▸ DESCRIPTION OF THE TASK
Copy out each line that includes the word "项目负责人".

------------

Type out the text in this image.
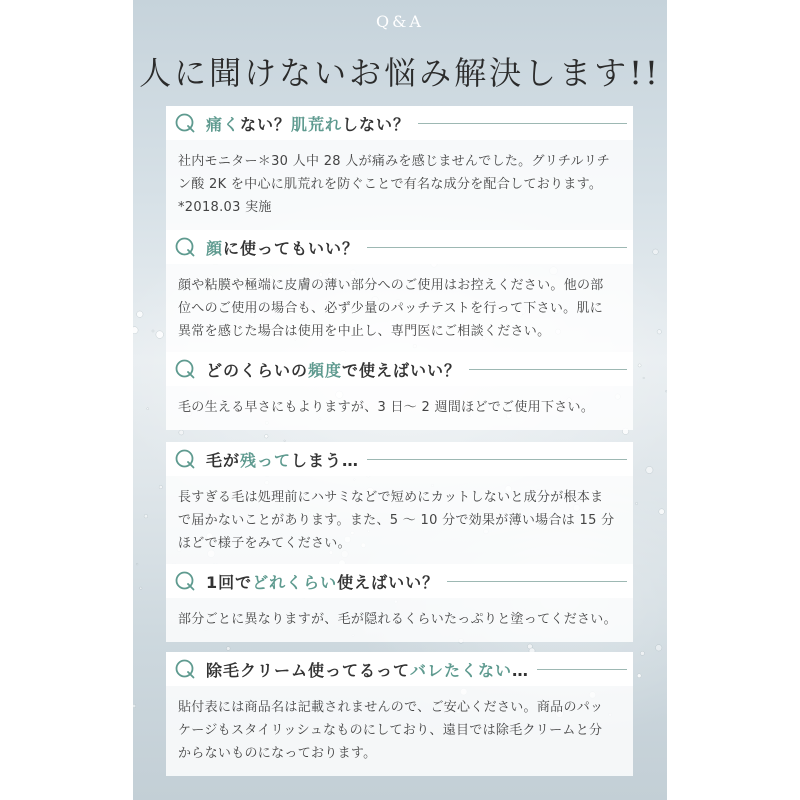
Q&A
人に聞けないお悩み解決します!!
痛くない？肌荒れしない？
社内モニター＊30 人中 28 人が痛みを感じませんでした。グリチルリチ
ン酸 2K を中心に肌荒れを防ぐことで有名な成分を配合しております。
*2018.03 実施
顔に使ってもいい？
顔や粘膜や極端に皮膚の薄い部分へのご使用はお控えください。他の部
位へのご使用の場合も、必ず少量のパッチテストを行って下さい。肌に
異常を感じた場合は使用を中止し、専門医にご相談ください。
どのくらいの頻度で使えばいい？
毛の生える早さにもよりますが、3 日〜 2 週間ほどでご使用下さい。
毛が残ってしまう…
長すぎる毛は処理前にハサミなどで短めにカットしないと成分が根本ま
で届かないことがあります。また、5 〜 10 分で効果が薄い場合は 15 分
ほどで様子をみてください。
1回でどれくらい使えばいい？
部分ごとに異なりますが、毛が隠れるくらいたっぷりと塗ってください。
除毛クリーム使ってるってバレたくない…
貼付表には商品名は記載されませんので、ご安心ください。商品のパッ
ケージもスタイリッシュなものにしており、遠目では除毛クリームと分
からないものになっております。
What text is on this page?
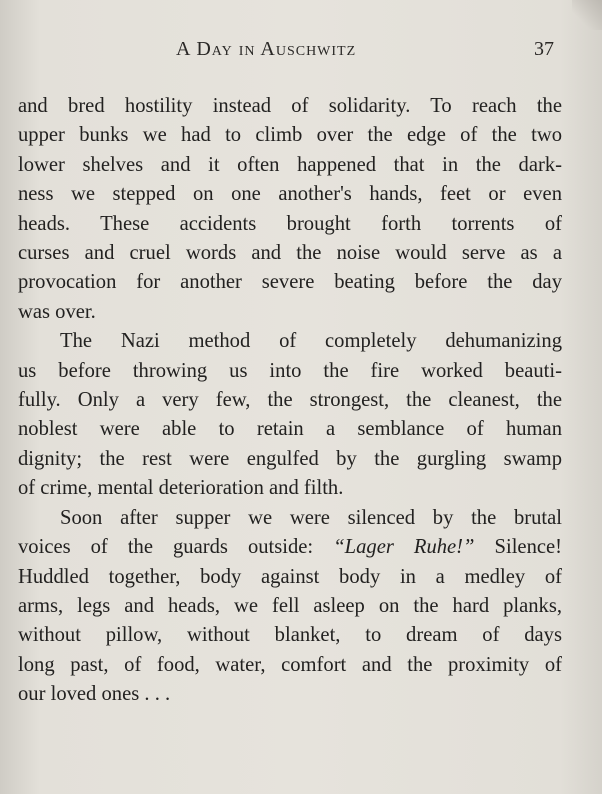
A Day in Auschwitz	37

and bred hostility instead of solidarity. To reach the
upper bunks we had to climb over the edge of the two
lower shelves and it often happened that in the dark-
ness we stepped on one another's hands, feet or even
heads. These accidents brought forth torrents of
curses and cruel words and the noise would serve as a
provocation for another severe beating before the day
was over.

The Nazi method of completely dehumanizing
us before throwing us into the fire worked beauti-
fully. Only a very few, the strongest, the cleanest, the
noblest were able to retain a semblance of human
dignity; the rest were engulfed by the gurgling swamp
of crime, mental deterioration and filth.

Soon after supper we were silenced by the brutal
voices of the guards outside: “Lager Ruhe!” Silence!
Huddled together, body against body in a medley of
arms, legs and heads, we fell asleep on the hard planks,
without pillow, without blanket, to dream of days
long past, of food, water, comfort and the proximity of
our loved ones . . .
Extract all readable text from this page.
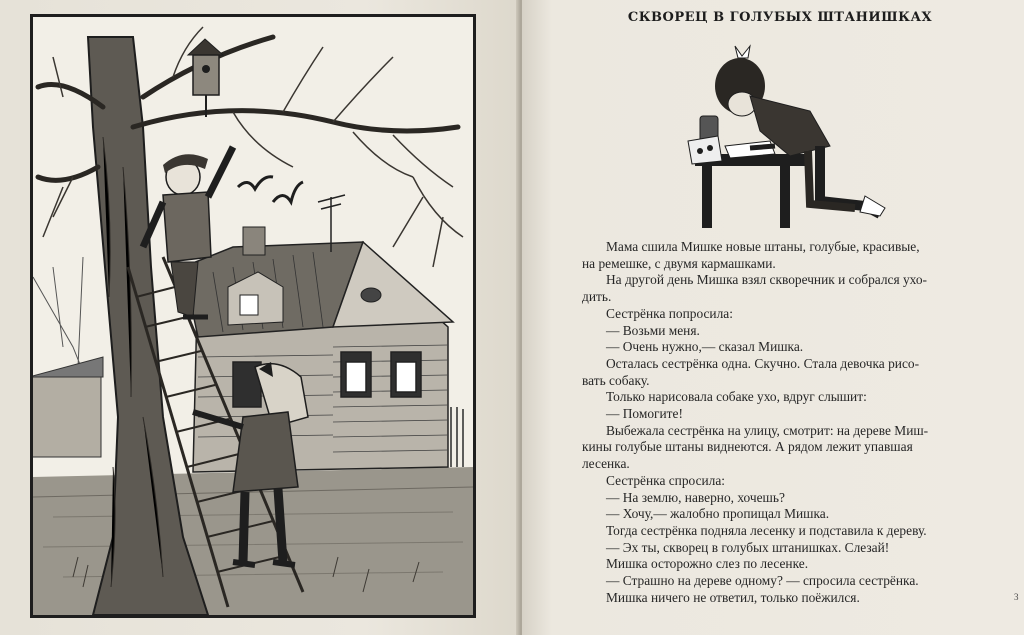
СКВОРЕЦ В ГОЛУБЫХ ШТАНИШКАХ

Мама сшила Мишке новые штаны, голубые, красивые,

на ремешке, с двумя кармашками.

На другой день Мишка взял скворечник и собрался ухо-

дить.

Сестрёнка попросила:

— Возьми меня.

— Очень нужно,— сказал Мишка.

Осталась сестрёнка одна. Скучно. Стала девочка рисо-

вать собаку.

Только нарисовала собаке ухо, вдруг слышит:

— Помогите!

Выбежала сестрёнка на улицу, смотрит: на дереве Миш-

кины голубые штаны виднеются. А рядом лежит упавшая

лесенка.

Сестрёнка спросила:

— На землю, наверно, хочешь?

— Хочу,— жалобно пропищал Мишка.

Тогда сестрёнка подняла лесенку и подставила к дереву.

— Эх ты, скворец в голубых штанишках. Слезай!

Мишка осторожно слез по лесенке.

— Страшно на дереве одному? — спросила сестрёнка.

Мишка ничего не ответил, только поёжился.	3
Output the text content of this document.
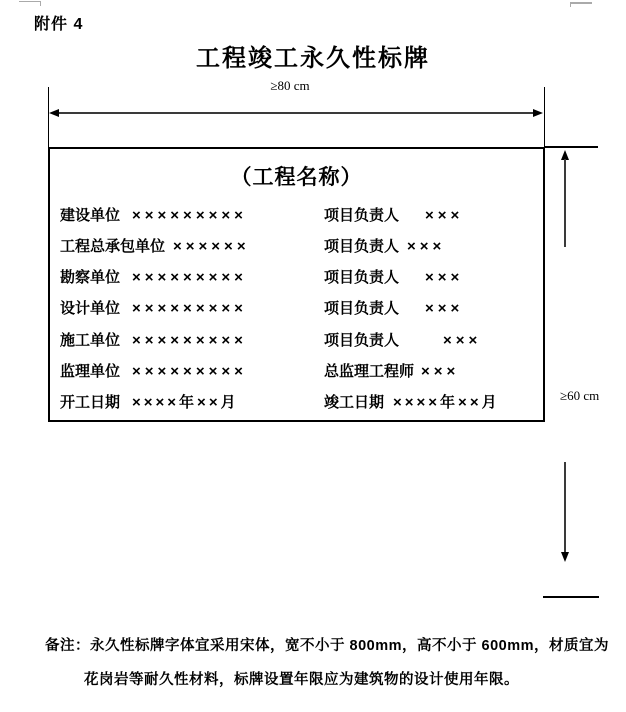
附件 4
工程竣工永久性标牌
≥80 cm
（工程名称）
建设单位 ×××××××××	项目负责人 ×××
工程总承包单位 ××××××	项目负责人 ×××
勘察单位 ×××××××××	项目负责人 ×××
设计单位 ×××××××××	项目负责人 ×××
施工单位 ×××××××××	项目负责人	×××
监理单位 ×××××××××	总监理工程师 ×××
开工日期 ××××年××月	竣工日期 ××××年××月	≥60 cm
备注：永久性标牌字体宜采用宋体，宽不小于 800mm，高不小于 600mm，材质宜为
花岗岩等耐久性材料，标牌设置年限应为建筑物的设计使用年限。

------------

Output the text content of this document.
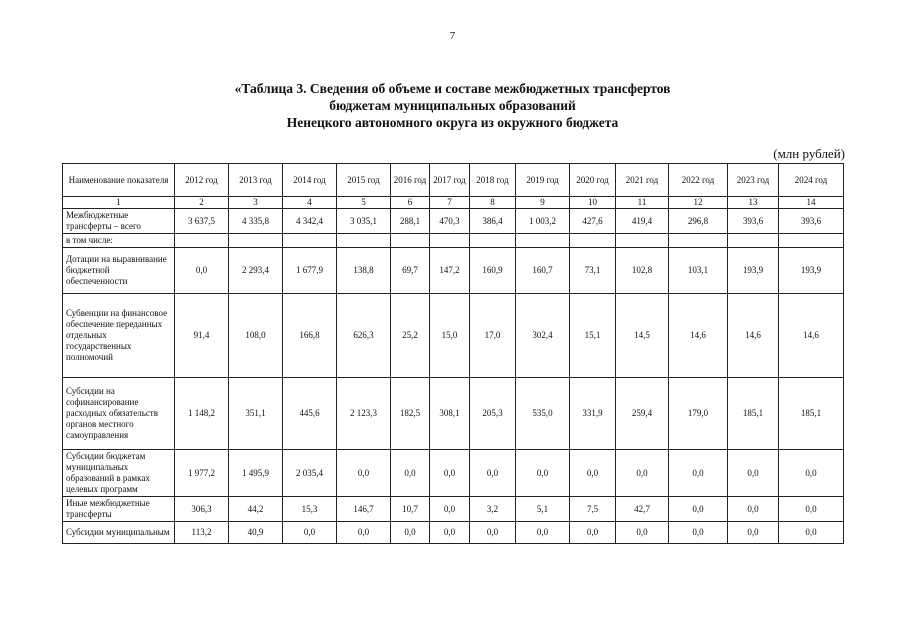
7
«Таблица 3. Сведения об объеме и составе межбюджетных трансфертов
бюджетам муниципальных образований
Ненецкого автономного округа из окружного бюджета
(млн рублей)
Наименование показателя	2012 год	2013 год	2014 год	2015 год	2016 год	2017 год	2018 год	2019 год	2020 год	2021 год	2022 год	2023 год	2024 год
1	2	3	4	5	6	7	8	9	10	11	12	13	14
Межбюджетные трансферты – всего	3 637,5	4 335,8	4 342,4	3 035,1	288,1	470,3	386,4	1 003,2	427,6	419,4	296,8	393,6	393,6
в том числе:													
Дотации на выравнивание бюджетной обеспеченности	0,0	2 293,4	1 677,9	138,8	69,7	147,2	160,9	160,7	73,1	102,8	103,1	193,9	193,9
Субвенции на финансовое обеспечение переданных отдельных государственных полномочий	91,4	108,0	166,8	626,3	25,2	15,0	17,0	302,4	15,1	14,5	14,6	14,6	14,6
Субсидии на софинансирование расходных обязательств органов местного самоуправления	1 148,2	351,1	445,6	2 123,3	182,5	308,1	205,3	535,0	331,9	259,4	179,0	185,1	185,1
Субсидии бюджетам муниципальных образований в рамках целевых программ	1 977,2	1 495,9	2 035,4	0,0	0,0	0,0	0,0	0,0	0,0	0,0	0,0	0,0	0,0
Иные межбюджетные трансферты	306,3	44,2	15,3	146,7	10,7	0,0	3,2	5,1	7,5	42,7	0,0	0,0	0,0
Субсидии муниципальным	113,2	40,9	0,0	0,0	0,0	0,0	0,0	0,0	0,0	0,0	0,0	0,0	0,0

------------

▸ TASK ANSWER
建设单位 ×××××××××	项目负责人 ×××
工程总承包单位 ××××××	项目负责人 ×××
勘察单位 ×××××××××	项目负责人 ×××
设计单位 ×××××××××	项目负责人 ×××
施工单位 ×××××××××	项目负责人	×××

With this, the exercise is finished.